次に、ステップS110で特定された車線区間情報LL120〜LL127と関連付けされている区画線情報CL1〜CL6を関連情報C11〜C14を用いて特定し、特定された区画線情報CL1〜CL6と位置特定処理(ステップS100)で算出された現在地の座標とを比較し、車両が右側の区画線と左側の区画線の間を移動するように制御するための誘導情報を生成し、車両制御部に出力する(ステップS120)。なお、区画線情報CL1〜CL6のうち、精度情報が「低」の情報については、精度情報が「高」の情報と比較して、区画線に車両が近寄らないように制御するための誘導情報を生成する。つまり、区画線情報CL1〜CL6の精度によって、車両の誘導制御を異ならせている。

▸ **解くべき課題**
1. 本文の「次に、ステップS110で」で始まる段落を、主な内容を保ったまま簡潔な箇条書きにまとめてください。
2. 本文によると、ステップS120で生成された誘導情報はどこに出力されますか。
3. 本文の「つまり、区画線情報CL1〜CL6の精度によって、車両の誘導制御を異ならせている。」という一文を英語に訳してください。

▸ **分析用データ**
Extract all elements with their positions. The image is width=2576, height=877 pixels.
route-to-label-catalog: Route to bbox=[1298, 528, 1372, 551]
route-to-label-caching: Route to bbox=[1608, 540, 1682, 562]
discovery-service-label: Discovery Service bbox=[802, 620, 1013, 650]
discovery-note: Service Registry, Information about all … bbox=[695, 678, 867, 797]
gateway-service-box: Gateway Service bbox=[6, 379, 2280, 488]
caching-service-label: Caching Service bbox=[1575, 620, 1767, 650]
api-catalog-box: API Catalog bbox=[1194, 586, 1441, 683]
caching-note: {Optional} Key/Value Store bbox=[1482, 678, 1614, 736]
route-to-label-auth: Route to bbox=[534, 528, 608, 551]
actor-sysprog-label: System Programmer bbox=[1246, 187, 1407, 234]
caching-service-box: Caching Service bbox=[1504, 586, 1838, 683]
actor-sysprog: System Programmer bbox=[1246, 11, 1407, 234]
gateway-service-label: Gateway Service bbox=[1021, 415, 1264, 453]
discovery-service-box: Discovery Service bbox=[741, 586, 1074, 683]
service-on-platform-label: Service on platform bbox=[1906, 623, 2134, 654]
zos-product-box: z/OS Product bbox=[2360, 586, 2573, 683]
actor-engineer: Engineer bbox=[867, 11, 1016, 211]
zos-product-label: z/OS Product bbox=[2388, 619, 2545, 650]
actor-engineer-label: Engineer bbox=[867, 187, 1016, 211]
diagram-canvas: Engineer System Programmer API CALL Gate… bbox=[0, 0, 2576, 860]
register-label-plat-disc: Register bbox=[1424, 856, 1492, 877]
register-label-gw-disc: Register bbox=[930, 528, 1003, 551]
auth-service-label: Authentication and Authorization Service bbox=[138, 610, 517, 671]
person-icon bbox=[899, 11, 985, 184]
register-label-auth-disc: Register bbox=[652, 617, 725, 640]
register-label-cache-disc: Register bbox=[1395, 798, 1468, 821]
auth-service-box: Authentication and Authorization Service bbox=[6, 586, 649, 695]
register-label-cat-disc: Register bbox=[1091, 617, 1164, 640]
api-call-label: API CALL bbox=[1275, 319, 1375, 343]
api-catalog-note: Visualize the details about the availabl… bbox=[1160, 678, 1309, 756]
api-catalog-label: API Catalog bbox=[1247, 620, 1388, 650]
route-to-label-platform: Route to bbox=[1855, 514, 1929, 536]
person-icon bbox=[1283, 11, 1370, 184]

▸ **回答一覧**
1.
- ステップS110で特定した車線区間情報LL120〜LL127に関連付けされた区画線情報CL1〜CL6を、関連情報C11〜C14を用いて特定する。
- 特定した区画線情報CL1〜CL6と、位置特定処理（ステップS100）で算出した現在地の座標とを比較する。
- 車両が右側と左側の区画線の間を移動するように制御する誘導情報を生成し、車両制御部に出力する（ステップS120）。
- 精度情報が「低」の区画線情報については、「高」の場合と比べて、区画線に車両が近寄らないように制御する誘導情報を生成する。
- つまり、区画線情報CL1〜CL6の精度によって車両の誘導制御を異ならせている。

2. 車両制御部に出力されます。

3. In other words, the guidance control of the vehicle is varied according to the accuracy of the lane marking information CL1 to CL6.